◆ **TASK DETAILS**
Please give the count of lines holding the string "PAMEC" and nothing besides.

* START AVAILABLE RECORDS *

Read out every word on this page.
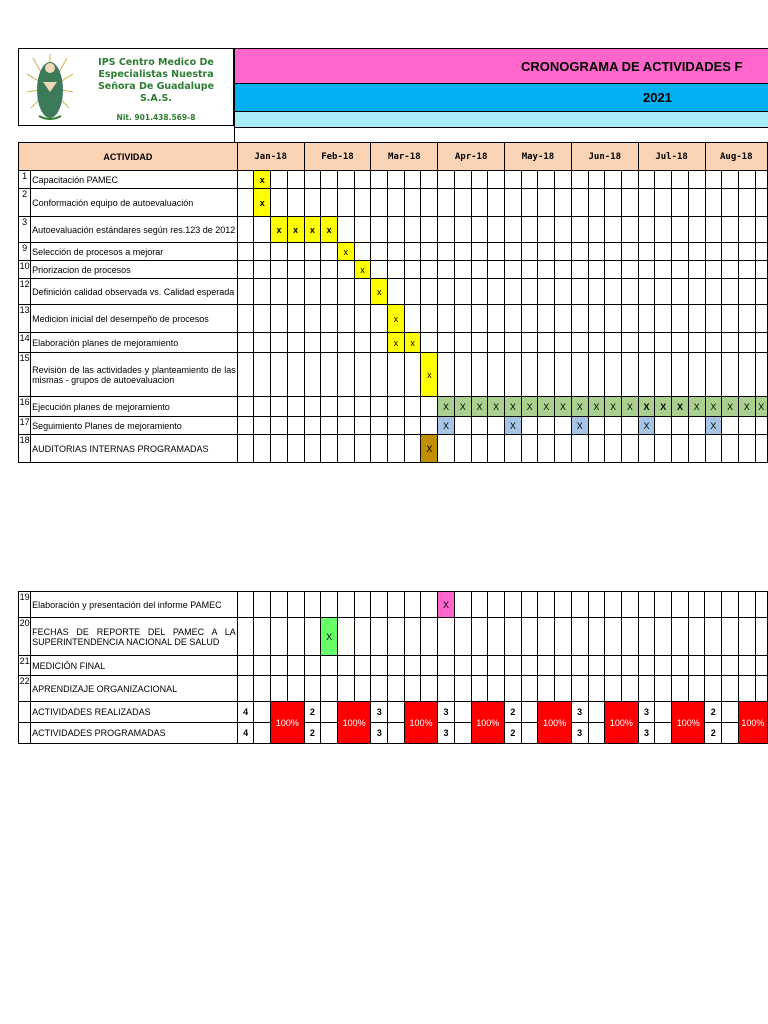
IPS Centro Medico De
Especialistas Nuestra
Señora De Guadalupe
S.A.S.
Nit. 901.438.569-8
CRONOGRAMA DE ACTIVIDADES F
2021
ACTIVIDAD		Jan-18				Feb-18				Mar-18				Apr-18				May-18				Jun-18				Jul-18				Aug-18			
1	Capacitación PAMEC		x																														
2	Conformación equipo de autoevaluación		x																														
3	Autoevaluación estándares según res.123 de 2012			x	x	x	x																										
9	Selección de procesos a mejorar							x																									
10	Priorizacion de procesos								x																								
12	Definición calidad observada vs. Calidad esperada									x																							
13	Medicion inicial del desempeño de procesos										x																						
14	Elaboración planes de mejoramiento										x	x																					
15	Revisiòn de las actividades y planteamiento de las mismas - grupos de autoevaluacion												x																				
16	Ejecución planes de mejoramiento													X	X	X	X	X	X	X	X	X	X	X	X	X	X	X	X	X	X	X	X
17	Seguimiento Planes de mejoramiento													X				X				X				X				X			
18	AUDITORIAS INTERNAS PROGRAMADAS												X																				
19	Elaboración y presentación del informe PAMEC													X																			
20	FECHAS DE REPORTE DEL PAMEC A LA SUPERINTENDENCIA NACIONAL DE SALUD						X																										
21	MEDICIÓN FINAL																																
22	APRENDIZAJE ORGANIZACIONAL																																
	ACTIVIDADES REALIZADAS	4		100%		2		100%		3		100%		3		100%		2		100%		3		100%		3		100%		2		100%	
	ACTIVIDADES PROGRAMADAS	4				2				3				3				2				3				3				2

* END AVAILABLE RECORDS *

◆ **EXERCISE RESPONSE**
3